WORK TO DO:
Set down the whole listing verbatim.
+++ INFORMATION PROVIDED +++
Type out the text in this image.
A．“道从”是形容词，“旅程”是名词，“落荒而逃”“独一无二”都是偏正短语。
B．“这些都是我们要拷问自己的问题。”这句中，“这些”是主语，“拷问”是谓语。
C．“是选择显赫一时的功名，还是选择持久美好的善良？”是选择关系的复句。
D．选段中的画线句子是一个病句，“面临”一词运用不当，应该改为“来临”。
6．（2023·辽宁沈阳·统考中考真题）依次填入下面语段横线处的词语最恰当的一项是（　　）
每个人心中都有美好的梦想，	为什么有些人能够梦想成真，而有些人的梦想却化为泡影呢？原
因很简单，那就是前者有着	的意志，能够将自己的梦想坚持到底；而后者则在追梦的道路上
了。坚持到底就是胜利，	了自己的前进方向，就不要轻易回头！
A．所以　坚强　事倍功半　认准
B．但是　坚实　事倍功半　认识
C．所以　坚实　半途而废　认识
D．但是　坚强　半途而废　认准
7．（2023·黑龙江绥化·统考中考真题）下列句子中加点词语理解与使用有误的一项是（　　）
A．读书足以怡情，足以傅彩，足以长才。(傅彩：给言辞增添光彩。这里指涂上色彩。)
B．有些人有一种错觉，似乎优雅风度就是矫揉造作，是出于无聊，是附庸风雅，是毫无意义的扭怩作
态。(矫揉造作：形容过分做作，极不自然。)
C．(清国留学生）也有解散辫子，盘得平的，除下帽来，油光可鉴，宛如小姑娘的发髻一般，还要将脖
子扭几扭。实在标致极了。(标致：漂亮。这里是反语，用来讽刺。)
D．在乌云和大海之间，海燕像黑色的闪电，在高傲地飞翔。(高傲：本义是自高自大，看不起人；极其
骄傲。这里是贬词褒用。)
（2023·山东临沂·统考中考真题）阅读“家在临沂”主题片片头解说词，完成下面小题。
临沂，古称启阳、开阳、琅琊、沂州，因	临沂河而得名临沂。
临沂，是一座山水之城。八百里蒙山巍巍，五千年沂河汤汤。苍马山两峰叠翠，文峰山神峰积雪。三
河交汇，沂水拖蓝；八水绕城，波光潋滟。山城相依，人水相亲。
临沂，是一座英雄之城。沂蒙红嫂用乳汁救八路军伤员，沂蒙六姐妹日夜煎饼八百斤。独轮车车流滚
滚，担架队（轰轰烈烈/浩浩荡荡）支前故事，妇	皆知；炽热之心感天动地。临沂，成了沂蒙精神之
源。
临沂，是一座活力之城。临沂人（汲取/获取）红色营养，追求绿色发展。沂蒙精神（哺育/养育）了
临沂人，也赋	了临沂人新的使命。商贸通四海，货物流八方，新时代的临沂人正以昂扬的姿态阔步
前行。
+++
SOLUTION TO THIS EXERCISE:
Type out the text in this image.
A．“道从”是形容词，“旅程”是名词，“落荒而逃”“独一无二”都是偏正短语。
B．“这些都是我们要拷问自己的问题。”这句中，“这些”是主语，“拷问”是谓语。
C．“是选择显赫一时的功名，还是选择持久美好的善良？”是选择关系的复句。
D．选段中的画线句子是一个病句，“面临”一词运用不当，应该改为“来临”。
6．（2023·辽宁沈阳·统考中考真题）依次填入下面语段横线处的词语最恰当的一项是（　　）
每个人心中都有美好的梦想，	为什么有些人能够梦想成真，而有些人的梦想却化为泡影呢？原
因很简单，那就是前者有着	的意志，能够将自己的梦想坚持到底；而后者则在追梦的道路上
了。坚持到底就是胜利，	了自己的前进方向，就不要轻易回头！
A．所以　坚强　事倍功半　认准
B．但是　坚实　事倍功半　认识
C．所以　坚实　半途而废　认识
D．但是　坚强　半途而废　认准
7．（2023·黑龙江绥化·统考中考真题）下列句子中加点词语理解与使用有误的一项是（　　）
A．读书足以怡情，足以傅彩，足以长才。(傅彩：给言辞增添光彩。这里指涂上色彩。)
B．有些人有一种错觉，似乎优雅风度就是矫揉造作，是出于无聊，是附庸风雅，是毫无意义的扭怩作
态。(矫揉造作：形容过分做作，极不自然。)
C．(清国留学生）也有解散辫子，盘得平的，除下帽来，油光可鉴，宛如小姑娘的发髻一般，还要将脖
子扭几扭。实在标致极了。(标致：漂亮。这里是反语，用来讽刺。)
D．在乌云和大海之间，海燕像黑色的闪电，在高傲地飞翔。(高傲：本义是自高自大，看不起人；极其
骄傲。这里是贬词褒用。)
（2023·山东临沂·统考中考真题）阅读“家在临沂”主题片片头解说词，完成下面小题。
临沂，古称启阳、开阳、琅琊、沂州，因	临沂河而得名临沂。
临沂，是一座山水之城。八百里蒙山巍巍，五千年沂河汤汤。苍马山两峰叠翠，文峰山神峰积雪。三
河交汇，沂水拖蓝；八水绕城，波光潋滟。山城相依，人水相亲。
临沂，是一座英雄之城。沂蒙红嫂用乳汁救八路军伤员，沂蒙六姐妹日夜煎饼八百斤。独轮车车流滚
滚，担架队（轰轰烈烈/浩浩荡荡）支前故事，妇	皆知；炽热之心感天动地。临沂，成了沂蒙精神之
源。
临沂，是一座活力之城。临沂人（汲取/获取）红色营养，追求绿色发展。沂蒙精神（哺育/养育）了
临沂人，也赋	了临沂人新的使命。商贸通四海，货物流八方，新时代的临沂人正以昂扬的姿态阔步
前行。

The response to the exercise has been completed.